- JOB 1 -
Condense the paragraph of the rock-filled concrete text beginning "The influence of different aggregate shapes" into a short bulleted list that keeps its main facts.
- JOB 2 -
According to the rock-filled concrete text, what two approaches does the study combine to clarify how rockfill characteristics influence the elastic modulus?

- PROVIDED TEXT -
>>
Understanding this property is essential for predicting deformations, assessing load-bearing capacities, and ensuring the longevity of structures. The unique nature of rock-filled concrete introduces challenges in accurately determining the elastic modulus [7,8]. The heterogeneity arising from the combination of SCC and large rocks, coupled with variations in particle sizes and distribution, complicates the characterization of this fundamental property. Rock-filled concrete’s dynamic and evolving nature requires a comprehensive understanding of its elastic modulus under various conditions, ranging from static to dynamic loading scenarios [9,10,11]. Through a combination of experimental investigations and analytical modeling, this study seeks to elucidate the influences of rockfill characteristics, such as size, shape, and distribution, on the elastic modulus [2,12].

The influence of different aggregate shapes on the elastic modulus of concrete represents a critical aspect of understanding the mechanical behavior of concrete [13,14]. The varied geometries of rock fragments embedded within the concrete matrix can significantly impact the composite material’s overall stiffness and deformation characteristics [15,16]. While existing research has explored the general effects of rock content and size on concrete properties, the specific investigation into how distinct rock shapes influence the elastic modulus remains relatively uncharted territory [17,18].
<<
(Extracted records)
>>
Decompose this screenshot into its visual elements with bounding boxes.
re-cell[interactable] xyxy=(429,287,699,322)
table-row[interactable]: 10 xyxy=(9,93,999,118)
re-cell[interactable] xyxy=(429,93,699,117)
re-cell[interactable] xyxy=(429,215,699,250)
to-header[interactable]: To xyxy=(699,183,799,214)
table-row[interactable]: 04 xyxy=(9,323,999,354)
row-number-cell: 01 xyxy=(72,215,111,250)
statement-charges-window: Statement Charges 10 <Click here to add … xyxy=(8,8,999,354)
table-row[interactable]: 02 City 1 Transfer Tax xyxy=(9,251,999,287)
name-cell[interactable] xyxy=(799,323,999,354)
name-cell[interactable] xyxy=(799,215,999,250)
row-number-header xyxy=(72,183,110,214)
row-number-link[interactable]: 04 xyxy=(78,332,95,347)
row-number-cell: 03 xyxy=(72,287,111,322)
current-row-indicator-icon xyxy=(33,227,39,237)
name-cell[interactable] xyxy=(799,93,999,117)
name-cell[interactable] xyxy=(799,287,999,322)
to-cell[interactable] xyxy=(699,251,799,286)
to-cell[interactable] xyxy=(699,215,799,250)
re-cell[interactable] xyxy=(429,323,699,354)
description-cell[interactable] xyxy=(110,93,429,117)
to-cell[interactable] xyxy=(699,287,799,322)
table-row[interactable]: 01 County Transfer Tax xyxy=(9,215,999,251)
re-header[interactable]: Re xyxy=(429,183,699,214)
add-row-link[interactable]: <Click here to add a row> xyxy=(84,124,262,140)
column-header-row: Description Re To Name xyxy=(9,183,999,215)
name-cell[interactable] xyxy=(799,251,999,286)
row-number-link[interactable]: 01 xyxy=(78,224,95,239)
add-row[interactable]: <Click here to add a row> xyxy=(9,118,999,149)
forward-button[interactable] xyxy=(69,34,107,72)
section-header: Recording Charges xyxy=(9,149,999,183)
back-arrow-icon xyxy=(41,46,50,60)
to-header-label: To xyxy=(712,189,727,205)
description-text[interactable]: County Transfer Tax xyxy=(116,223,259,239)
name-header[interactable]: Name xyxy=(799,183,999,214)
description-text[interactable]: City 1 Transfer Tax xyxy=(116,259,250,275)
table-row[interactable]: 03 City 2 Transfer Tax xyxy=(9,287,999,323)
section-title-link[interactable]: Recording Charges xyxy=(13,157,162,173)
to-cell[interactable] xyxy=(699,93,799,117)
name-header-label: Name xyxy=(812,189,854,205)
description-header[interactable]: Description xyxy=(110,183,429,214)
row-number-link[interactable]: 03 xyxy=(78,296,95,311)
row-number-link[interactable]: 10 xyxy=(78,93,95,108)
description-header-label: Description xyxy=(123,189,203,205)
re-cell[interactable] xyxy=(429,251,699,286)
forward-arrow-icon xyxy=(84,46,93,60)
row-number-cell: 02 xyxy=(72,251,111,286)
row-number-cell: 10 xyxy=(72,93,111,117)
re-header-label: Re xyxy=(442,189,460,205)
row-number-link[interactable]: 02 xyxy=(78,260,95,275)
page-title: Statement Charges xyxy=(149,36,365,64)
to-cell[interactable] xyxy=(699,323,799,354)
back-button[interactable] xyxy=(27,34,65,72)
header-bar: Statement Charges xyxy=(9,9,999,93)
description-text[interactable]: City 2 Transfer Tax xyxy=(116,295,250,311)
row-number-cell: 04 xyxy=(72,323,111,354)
<<
- RESPONSE 1 -
- How aggregate shape affects concrete's elastic modulus is key to understanding concrete's mechanical behavior.
- The varied geometries of rock fragments in the concrete matrix can strongly affect the composite's overall stiffness and deformation characteristics.
- Research has examined the general effects of rock content and size on concrete properties, but how distinct rock shapes influence the elastic modulus remains relatively unexplored.

- RESPONSE 2 -
Experimental investigations and analytical modeling.